_TEXTO_
Antes de executar Yamandu, em homenagem ao compositor e guitarrista Yamandu Costa, nascido em Passo Fundo, sul do Brasil, Gil passou a resenha: “Essa música é em homenagem a um grande guitarrista do Sul. Ele é muito bom”. Mesmo que ninguém conheça esse nome, a plateia se deliciava com as explicações e detalhes de Gil. Detalhes, a paixão secreta dos alemães!

Depois veio a obra-prima na parceria de Gil e João Donato, Lugar Comum, que se mostra com a dinâmica de um bom vinho: quanto mais velho, melhor. O que viria na sequência foi a cereja do bolo e o momento mais sublime do show: a homenagem àquele que foi responsável por Gil ter largado o acordeão e se aventurado no violão depois de ouvir Chega de Saudade na rádio. João Gilberto. Seu discípulo delineou a importância do mestre da bossa nova em sua carreira e na de inúmeros artistas, citando alguns nomes, como os de Caetano Veloso, Carlinhos Lyra e Tom Jobim.

Depois de executar Drão, em voz calma e sem nenhuma pressa, ele explicou: “Fiz essa música para a minha segunda esposa. Mas a próxima (música) não é sobre minhas histórias, é sobre um outra pessoa”, e ratificava seu gesto esticando o braço e acenando com a mão. Foi nessa hora que o jornalista ao meu lado perguntou: “São quantas esposas, afinal?” “Acho que são três”, respondi. “O Google diz quatro”. “Então vai no Google”, retruquei.

O sublime em falar com Deus
O texto da composição dispensa análise, mas a interpretação de Gil de Se eu quiser falar com Deus me fez lutar com o impulso de chorar compulsivamente frente a tanta beleza somada à virtuosidade e ao delinear matemático das sílabas de uma língua de beleza de estontear os sentidos. Decerto que ter visto a morte de perto transforma a interpretação dessa música através da proximidade do tema que Gil delineou em várias entrevistas na TV.

A morte de João Gilberto, há pouco mais de um mês, parece ter ampliado a percepção da canção para o próprio artista e para os ouvidos de quem capta a sonoridade numa sala que se orgulha de ter a melhor acústica do mundo. Que a construção era para ter sido concluída em 2010 e que, ao invés de 789 milhões de euros, tenha custado de fato 866 milhões, são fatos facilmente esquecidos, mas a fatura fecha no concepção de construir “um templo cultural para todxs”.

_O QUE FAZER_
Cite o trecho do texto sobre o show de Gil que vai de "Antes de executar" a "secreta dos alemães!". As linhas não têm relação com o texto.

_LINHAS DE DADOS_
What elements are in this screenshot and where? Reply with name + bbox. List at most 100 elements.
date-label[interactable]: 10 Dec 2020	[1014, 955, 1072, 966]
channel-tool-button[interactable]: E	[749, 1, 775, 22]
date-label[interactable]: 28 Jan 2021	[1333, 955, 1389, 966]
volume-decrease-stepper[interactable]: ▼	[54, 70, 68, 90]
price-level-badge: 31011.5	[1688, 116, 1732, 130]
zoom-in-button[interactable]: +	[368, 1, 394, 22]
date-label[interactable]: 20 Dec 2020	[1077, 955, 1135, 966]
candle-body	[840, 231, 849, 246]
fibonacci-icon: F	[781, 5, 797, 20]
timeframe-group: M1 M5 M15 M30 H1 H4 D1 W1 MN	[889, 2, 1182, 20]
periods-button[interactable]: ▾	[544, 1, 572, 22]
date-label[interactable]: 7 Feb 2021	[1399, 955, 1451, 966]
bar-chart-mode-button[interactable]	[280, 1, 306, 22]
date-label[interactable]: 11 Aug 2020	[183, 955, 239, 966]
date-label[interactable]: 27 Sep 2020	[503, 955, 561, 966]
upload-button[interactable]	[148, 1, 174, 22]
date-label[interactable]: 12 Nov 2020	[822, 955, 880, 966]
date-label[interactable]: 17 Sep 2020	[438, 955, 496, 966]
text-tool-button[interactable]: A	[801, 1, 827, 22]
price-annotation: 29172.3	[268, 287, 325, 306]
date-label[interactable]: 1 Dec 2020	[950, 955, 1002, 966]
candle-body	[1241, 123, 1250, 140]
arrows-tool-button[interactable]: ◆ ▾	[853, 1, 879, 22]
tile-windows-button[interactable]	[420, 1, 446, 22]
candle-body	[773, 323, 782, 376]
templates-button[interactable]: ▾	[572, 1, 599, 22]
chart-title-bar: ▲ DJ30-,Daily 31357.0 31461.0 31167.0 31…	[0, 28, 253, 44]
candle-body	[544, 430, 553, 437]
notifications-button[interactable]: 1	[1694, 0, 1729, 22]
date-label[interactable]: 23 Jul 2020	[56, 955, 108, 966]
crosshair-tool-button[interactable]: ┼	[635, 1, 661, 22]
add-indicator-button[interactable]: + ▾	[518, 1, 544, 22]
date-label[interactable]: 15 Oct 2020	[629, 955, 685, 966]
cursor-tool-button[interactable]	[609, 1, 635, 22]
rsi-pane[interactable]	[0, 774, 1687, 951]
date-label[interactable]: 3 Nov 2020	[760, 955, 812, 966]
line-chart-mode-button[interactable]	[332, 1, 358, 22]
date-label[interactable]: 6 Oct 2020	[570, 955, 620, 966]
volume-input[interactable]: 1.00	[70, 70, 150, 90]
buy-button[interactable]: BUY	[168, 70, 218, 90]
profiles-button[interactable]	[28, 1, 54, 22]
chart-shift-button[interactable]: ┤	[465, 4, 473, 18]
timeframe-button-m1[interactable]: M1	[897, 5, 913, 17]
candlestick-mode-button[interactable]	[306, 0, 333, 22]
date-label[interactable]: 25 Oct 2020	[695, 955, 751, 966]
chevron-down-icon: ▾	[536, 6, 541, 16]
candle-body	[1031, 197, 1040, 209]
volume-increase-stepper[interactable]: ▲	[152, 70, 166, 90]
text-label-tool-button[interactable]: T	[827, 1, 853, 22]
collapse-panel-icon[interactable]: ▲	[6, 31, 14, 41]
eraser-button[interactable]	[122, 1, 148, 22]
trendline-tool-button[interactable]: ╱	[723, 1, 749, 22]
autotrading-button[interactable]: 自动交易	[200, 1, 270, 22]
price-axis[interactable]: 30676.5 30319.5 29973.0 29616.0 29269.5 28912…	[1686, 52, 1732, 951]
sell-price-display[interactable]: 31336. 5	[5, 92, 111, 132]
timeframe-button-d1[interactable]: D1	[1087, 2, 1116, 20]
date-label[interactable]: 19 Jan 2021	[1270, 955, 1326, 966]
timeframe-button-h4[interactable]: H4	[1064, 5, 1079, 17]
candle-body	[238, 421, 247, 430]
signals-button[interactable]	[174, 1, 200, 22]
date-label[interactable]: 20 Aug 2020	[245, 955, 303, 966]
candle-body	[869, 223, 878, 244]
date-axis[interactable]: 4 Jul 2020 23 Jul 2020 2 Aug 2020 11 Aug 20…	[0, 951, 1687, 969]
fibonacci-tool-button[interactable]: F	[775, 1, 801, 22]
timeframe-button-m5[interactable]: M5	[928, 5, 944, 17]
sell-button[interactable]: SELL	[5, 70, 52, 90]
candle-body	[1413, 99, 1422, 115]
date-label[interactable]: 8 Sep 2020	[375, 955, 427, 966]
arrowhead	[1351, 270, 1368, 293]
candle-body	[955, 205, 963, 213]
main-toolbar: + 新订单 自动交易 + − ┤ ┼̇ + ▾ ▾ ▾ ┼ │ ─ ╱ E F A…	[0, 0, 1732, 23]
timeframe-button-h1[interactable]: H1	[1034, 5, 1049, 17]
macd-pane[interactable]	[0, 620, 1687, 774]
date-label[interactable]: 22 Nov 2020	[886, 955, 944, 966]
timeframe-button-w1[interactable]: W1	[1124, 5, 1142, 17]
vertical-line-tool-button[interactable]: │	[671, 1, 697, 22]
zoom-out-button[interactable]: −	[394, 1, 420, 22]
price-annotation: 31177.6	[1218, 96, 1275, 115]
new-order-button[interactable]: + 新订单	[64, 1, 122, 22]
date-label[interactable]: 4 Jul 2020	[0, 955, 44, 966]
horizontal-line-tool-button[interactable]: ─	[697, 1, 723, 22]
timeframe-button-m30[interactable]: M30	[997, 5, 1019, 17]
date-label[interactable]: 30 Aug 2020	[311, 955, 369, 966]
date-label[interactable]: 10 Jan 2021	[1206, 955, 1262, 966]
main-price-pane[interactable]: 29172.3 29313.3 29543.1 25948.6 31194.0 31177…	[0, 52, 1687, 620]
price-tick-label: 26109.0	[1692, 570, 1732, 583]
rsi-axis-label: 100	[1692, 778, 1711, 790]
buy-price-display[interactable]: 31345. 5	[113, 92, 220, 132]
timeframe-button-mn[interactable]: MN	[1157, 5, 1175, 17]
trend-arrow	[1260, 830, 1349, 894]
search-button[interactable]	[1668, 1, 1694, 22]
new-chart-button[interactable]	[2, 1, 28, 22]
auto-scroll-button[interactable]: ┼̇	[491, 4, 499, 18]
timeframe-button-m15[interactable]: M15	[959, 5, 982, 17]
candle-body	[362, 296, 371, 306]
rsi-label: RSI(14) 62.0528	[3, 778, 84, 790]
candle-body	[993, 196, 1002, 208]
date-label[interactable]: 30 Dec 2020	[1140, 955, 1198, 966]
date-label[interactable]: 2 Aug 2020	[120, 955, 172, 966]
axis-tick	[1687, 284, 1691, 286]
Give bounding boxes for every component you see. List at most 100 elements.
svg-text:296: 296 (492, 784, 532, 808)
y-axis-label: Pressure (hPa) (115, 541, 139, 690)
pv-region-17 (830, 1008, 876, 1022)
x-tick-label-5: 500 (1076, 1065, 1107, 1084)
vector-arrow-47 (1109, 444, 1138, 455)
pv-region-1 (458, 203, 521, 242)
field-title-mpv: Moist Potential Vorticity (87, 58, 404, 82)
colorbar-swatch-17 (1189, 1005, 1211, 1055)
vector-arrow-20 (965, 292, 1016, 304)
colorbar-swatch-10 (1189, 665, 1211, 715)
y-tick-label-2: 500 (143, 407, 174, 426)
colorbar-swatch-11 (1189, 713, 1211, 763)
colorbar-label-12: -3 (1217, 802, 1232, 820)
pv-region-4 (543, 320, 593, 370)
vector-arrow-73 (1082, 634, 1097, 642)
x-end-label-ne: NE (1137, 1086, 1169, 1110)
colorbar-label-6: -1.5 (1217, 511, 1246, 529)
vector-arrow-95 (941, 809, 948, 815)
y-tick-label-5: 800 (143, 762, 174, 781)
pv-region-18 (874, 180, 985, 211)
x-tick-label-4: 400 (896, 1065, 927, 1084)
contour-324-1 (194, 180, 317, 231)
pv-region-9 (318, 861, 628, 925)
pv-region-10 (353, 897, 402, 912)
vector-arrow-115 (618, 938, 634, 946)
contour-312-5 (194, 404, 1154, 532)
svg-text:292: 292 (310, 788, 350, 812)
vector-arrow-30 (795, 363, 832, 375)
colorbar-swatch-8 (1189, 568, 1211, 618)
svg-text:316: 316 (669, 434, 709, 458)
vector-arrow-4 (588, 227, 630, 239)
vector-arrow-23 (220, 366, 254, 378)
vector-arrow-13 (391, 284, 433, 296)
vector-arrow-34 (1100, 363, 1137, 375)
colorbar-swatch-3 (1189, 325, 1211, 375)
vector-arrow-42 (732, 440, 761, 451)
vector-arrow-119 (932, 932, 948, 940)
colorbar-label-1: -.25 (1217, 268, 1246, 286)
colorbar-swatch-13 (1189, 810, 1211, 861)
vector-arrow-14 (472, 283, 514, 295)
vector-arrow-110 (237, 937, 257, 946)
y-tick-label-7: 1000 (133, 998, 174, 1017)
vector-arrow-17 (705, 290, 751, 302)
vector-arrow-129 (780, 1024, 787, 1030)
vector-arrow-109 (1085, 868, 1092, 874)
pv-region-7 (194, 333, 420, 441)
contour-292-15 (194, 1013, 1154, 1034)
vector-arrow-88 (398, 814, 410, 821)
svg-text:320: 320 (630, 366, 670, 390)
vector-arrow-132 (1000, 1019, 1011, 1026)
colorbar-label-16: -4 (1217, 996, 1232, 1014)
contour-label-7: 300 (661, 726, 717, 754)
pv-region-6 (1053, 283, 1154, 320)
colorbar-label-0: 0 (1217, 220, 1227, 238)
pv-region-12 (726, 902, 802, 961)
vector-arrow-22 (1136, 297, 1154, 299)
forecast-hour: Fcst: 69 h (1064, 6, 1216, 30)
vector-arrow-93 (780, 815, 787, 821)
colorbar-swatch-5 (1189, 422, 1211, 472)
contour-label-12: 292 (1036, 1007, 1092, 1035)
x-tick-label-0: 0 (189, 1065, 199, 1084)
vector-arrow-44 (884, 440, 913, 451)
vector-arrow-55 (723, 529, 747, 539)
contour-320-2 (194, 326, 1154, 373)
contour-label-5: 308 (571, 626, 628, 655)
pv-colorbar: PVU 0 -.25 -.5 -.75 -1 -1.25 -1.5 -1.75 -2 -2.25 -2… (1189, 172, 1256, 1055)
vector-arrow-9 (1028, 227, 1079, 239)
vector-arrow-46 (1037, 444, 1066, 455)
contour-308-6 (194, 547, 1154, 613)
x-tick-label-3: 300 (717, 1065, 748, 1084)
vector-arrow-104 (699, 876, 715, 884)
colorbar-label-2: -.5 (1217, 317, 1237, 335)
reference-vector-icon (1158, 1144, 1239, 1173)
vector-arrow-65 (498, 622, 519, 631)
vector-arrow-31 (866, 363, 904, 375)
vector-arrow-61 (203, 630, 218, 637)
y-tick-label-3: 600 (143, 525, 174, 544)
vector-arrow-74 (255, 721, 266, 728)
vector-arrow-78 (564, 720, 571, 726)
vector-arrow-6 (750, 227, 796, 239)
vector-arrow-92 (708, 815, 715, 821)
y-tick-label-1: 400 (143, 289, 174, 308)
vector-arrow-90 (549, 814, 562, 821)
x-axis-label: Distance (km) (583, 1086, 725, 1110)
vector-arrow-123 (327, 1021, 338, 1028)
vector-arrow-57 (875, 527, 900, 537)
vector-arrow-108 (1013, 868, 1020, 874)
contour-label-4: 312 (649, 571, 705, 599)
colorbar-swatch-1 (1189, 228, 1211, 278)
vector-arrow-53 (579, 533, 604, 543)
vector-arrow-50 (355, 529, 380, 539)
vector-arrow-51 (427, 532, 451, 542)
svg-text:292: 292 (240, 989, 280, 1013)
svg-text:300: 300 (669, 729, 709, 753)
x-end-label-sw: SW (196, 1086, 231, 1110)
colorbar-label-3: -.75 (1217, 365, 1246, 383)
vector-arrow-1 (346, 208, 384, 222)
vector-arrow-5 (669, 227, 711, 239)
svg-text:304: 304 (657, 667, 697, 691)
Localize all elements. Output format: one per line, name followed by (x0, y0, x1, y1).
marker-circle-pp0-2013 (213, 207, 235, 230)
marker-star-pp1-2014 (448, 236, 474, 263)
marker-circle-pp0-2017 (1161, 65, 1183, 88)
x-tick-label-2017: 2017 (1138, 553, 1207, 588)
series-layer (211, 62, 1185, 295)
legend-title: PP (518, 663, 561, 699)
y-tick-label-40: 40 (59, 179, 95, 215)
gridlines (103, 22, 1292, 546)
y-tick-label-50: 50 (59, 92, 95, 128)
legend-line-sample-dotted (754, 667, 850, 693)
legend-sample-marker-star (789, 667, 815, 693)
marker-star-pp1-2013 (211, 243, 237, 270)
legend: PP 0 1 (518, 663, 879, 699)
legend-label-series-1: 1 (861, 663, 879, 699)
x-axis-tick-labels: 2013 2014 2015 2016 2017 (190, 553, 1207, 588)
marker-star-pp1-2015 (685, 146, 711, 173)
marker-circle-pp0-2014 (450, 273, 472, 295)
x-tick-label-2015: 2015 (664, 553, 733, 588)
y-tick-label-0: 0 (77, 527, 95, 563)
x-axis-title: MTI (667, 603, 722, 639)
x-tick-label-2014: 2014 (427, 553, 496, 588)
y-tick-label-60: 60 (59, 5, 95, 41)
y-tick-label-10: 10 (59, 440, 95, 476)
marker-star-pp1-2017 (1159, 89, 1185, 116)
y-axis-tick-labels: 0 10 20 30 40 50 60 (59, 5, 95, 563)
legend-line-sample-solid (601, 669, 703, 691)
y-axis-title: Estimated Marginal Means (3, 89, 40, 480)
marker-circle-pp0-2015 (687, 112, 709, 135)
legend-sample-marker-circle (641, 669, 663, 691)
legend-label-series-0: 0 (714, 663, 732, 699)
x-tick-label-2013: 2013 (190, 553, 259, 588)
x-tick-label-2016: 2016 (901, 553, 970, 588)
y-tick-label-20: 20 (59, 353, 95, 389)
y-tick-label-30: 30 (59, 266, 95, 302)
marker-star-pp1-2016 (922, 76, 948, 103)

_RESOLUÇÃO_
Antes de executar Yamandu, em homenagem ao compositor e guitarrista Yamandu Costa, nascido em Passo Fundo, sul do Brasil, Gil passou a resenha: “Essa música é em homenagem a um grande guitarrista do Sul. Ele é muito bom”. Mesmo que ninguém conheça esse nome, a plateia se deliciava com as explicações e detalhes de Gil. Detalhes, a paixão secreta dos alemães!